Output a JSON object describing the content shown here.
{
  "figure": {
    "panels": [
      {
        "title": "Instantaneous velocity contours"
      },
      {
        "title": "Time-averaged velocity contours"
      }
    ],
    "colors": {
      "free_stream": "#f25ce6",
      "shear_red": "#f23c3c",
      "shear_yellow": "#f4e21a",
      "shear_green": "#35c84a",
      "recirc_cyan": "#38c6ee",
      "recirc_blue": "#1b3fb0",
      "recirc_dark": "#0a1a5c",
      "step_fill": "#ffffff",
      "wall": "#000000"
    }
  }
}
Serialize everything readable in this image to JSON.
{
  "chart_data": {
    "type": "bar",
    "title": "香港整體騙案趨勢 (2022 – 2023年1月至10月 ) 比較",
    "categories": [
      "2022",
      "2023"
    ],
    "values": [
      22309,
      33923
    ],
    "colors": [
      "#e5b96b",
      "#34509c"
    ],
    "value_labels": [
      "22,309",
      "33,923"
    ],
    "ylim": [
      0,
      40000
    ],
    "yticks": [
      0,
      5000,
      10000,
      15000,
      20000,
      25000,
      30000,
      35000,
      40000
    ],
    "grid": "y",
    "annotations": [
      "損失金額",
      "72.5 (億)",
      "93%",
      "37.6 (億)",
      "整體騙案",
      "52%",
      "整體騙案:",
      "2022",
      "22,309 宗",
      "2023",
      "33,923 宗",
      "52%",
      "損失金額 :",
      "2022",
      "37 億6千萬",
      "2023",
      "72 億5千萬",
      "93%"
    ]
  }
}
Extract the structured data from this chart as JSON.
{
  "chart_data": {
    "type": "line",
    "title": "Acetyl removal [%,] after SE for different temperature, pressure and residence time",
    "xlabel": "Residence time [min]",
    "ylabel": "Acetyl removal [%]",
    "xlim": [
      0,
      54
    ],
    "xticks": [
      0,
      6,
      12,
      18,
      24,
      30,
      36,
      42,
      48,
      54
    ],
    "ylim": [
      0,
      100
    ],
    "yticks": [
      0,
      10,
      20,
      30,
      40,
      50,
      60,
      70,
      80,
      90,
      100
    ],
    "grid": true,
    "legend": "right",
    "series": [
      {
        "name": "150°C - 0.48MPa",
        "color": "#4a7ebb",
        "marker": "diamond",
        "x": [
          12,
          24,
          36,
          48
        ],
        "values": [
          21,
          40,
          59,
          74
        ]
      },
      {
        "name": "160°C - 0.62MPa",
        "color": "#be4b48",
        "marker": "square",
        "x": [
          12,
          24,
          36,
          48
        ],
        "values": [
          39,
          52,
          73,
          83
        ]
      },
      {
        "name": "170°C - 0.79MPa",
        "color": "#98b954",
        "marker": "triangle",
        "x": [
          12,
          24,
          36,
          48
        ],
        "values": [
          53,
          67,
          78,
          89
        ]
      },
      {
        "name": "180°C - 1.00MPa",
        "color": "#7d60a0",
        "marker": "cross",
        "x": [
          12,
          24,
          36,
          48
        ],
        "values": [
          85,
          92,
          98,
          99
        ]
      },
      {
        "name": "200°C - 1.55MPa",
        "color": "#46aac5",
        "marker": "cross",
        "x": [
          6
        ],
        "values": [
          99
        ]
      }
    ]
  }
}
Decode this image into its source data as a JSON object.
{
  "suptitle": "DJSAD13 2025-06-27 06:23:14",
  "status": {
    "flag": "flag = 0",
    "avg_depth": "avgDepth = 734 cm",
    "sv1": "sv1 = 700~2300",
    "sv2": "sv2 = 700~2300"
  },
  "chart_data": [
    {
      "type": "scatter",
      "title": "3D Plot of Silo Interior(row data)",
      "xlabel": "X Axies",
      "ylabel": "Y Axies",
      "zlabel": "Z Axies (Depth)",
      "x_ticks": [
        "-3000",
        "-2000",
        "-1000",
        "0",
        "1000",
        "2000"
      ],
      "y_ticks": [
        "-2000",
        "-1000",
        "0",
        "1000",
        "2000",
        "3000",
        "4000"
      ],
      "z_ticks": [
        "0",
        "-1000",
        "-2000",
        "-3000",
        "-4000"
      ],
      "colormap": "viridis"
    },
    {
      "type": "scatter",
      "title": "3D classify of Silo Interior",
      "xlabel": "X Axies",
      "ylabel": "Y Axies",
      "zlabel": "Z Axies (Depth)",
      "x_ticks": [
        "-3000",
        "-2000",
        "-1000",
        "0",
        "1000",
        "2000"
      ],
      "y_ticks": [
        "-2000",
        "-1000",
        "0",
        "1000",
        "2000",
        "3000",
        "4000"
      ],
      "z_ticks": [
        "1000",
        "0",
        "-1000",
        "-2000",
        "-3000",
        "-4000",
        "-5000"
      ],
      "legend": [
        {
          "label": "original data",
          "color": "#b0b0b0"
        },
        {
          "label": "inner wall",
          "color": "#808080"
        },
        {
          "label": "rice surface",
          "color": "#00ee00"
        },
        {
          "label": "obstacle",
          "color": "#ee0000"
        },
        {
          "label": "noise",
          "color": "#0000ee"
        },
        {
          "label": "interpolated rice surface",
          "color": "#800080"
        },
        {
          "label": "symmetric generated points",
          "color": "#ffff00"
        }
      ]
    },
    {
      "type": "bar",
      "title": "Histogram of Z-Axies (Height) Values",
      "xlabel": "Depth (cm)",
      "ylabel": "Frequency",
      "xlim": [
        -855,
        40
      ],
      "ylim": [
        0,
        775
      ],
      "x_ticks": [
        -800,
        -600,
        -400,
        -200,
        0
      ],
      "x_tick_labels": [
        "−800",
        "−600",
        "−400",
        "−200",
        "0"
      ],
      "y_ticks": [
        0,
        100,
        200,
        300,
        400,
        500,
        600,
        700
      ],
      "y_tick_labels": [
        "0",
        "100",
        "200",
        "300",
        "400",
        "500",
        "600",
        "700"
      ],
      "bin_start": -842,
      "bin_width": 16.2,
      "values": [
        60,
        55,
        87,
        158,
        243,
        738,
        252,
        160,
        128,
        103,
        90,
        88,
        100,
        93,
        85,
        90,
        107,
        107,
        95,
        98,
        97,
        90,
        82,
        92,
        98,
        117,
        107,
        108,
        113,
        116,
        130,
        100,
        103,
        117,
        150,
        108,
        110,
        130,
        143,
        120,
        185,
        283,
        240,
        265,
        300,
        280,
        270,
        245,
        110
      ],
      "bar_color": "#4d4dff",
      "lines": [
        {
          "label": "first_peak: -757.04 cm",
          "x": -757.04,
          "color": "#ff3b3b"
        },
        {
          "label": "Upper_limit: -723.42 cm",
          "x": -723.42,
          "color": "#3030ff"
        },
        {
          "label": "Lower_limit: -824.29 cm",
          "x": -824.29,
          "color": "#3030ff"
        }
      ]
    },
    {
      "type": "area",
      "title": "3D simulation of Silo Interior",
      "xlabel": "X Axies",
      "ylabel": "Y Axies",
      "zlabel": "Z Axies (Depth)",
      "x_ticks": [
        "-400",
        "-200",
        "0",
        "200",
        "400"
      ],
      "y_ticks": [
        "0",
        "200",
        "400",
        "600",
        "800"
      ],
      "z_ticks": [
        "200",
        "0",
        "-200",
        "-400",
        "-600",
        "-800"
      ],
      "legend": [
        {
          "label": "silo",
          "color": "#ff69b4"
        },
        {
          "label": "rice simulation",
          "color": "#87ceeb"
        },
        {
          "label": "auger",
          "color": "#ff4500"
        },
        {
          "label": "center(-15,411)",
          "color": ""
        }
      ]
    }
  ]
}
***
* **Instruction**:
Your task is to print the whole listing again exactly.

* **Answer for the task**:
Output a JSON object describing the content shown here.
{
  "figure": {
    "panels": [
      {
        "title": "Instantaneous velocity contours"
      },
      {
        "title": "Time-averaged velocity contours"
      }
    ],
    "colors": {
      "free_stream": "#f25ce6",
      "shear_red": "#f23c3c",
      "shear_yellow": "#f4e21a",
      "shear_green": "#35c84a",
      "recirc_cyan": "#38c6ee",
      "recirc_blue": "#1b3fb0",
      "recirc_dark": "#0a1a5c",
      "step_fill": "#ffffff",
      "wall": "#000000"
    }
  }
}
Serialize everything readable in this image to JSON.
{
  "chart_data": {
    "type": "bar",
    "title": "香港整體騙案趨勢 (2022 – 2023年1月至10月 ) 比較",
    "categories": [
      "2022",
      "2023"
    ],
    "values": [
      22309,
      33923
    ],
    "colors": [
      "#e5b96b",
      "#34509c"
    ],
    "value_labels": [
      "22,309",
      "33,923"
    ],
    "ylim": [
      0,
      40000
    ],
    "yticks": [
      0,
      5000,
      10000,
      15000,
      20000,
      25000,
      30000,
      35000,
      40000
    ],
    "grid": "y",
    "annotations": [
      "損失金額",
      "72.5 (億)",
      "93%",
      "37.6 (億)",
      "整體騙案",
      "52%",
      "整體騙案:",
      "2022",
      "22,309 宗",
      "2023",
      "33,923 宗",
      "52%",
      "損失金額 :",
      "2022",
      "37 億6千萬",
      "2023",
      "72 億5千萬",
      "93%"
    ]
  }
}
Extract the structured data from this chart as JSON.
{
  "chart_data": {
    "type": "line",
    "title": "Acetyl removal [%,] after SE for different temperature, pressure and residence time",
    "xlabel": "Residence time [min]",
    "ylabel": "Acetyl removal [%]",
    "xlim": [
      0,
      54
    ],
    "xticks": [
      0,
      6,
      12,
      18,
      24,
      30,
      36,
      42,
      48,
      54
    ],
    "ylim": [
      0,
      100
    ],
    "yticks": [
      0,
      10,
      20,
      30,
      40,
      50,
      60,
      70,
      80,
      90,
      100
    ],
    "grid": true,
    "legend": "right",
    "series": [
      {
        "name": "150°C - 0.48MPa",
        "color": "#4a7ebb",
        "marker": "diamond",
        "x": [
          12,
          24,
          36,
          48
        ],
        "values": [
          21,
          40,
          59,
          74
        ]
      },
      {
        "name": "160°C - 0.62MPa",
        "color": "#be4b48",
        "marker": "square",
        "x": [
          12,
          24,
          36,
          48
        ],
        "values": [
          39,
          52,
          73,
          83
        ]
      },
      {
        "name": "170°C - 0.79MPa",
        "color": "#98b954",
        "marker": "triangle",
        "x": [
          12,
          24,
          36,
          48
        ],
        "values": [
          53,
          67,
          78,
          89
        ]
      },
      {
        "name": "180°C - 1.00MPa",
        "color": "#7d60a0",
        "marker": "cross",
        "x": [
          12,
          24,
          36,
          48
        ],
        "values": [
          85,
          92,
          98,
          99
        ]
      },
      {
        "name": "200°C - 1.55MPa",
        "color": "#46aac5",
        "marker": "cross",
        "x": [
          6
        ],
        "values": [
          99
        ]
      }
    ]
  }
}
Decode this image into its source data as a JSON object.
{
  "suptitle": "DJSAD13 2025-06-27 06:23:14",
  "status": {
    "flag": "flag = 0",
    "avg_depth": "avgDepth = 734 cm",
    "sv1": "sv1 = 700~2300",
    "sv2": "sv2 = 700~2300"
  },
  "chart_data": [
    {
      "type": "scatter",
      "title": "3D Plot of Silo Interior(row data)",
      "xlabel": "X Axies",
      "ylabel": "Y Axies",
      "zlabel": "Z Axies (Depth)",
      "x_ticks": [
        "-3000",
        "-2000",
        "-1000",
        "0",
        "1000",
        "2000"
      ],
      "y_ticks": [
        "-2000",
        "-1000",
        "0",
        "1000",
        "2000",
        "3000",
        "4000"
      ],
      "z_ticks": [
        "0",
        "-1000",
        "-2000",
        "-3000",
        "-4000"
      ],
      "colormap": "viridis"
    },
    {
      "type": "scatter",
      "title": "3D classify of Silo Interior",
      "xlabel": "X Axies",
      "ylabel": "Y Axies",
      "zlabel": "Z Axies (Depth)",
      "x_ticks": [
        "-3000",
        "-2000",
        "-1000",
        "0",
        "1000",
        "2000"
      ],
      "y_ticks": [
        "-2000",
        "-1000",
        "0",
        "1000",
        "2000",
        "3000",
        "4000"
      ],
      "z_ticks": [
        "1000",
        "0",
        "-1000",
        "-2000",
        "-3000",
        "-4000",
        "-5000"
      ],
      "legend": [
        {
          "label": "original data",
          "color": "#b0b0b0"
        },
        {
          "label": "inner wall",
          "color": "#808080"
        },
        {
          "label": "rice surface",
          "color": "#00ee00"
        },
        {
          "label": "obstacle",
          "color": "#ee0000"
        },
        {
          "label": "noise",
          "color": "#0000ee"
        },
        {
          "label": "interpolated rice surface",
          "color": "#800080"
        },
        {
          "label": "symmetric generated points",
          "color": "#ffff00"
        }
      ]
    },
    {
      "type": "bar",
      "title": "Histogram of Z-Axies (Height) Values",
      "xlabel": "Depth (cm)",
      "ylabel": "Frequency",
      "xlim": [
        -855,
        40
      ],
      "ylim": [
        0,
        775
      ],
      "x_ticks": [
        -800,
        -600,
        -400,
        -200,
        0
      ],
      "x_tick_labels": [
        "−800",
        "−600",
        "−400",
        "−200",
        "0"
      ],
      "y_ticks": [
        0,
        100,
        200,
        300,
        400,
        500,
        600,
        700
      ],
      "y_tick_labels": [
        "0",
        "100",
        "200",
        "300",
        "400",
        "500",
        "600",
        "700"
      ],
      "bin_start": -842,
      "bin_width": 16.2,
      "values": [
        60,
        55,
        87,
        158,
        243,
        738,
        252,
        160,
        128,
        103,
        90,
        88,
        100,
        93,
        85,
        90,
        107,
        107,
        95,
        98,
        97,
        90,
        82,
        92,
        98,
        117,
        107,
        108,
        113,
        116,
        130,
        100,
        103,
        117,
        150,
        108,
        110,
        130,
        143,
        120,
        185,
        283,
        240,
        265,
        300,
        280,
        270,
        245,
        110
      ],
      "bar_color": "#4d4dff",
      "lines": [
        {
          "label": "first_peak: -757.04 cm",
          "x": -757.04,
          "color": "#ff3b3b"
        },
        {
          "label": "Upper_limit: -723.42 cm",
          "x": -723.42,
          "color": "#3030ff"
        },
        {
          "label": "Lower_limit: -824.29 cm",
          "x": -824.29,
          "color": "#3030ff"
        }
      ]
    },
    {
      "type": "area",
      "title": "3D simulation of Silo Interior",
      "xlabel": "X Axies",
      "ylabel": "Y Axies",
      "zlabel": "Z Axies (Depth)",
      "x_ticks": [
        "-400",
        "-200",
        "0",
        "200",
        "400"
      ],
      "y_ticks": [
        "0",
        "200",
        "400",
        "600",
        "800"
      ],
      "z_ticks": [
        "200",
        "0",
        "-200",
        "-400",
        "-600",
        "-800"
      ],
      "legend": [
        {
          "label": "silo",
          "color": "#ff69b4"
        },
        {
          "label": "rice simulation",
          "color": "#87ceeb"
        },
        {
          "label": "auger",
          "color": "#ff4500"
        },
        {
          "label": "center(-15,411)",
          "color": ""
        }
      ]
    }
  ]
}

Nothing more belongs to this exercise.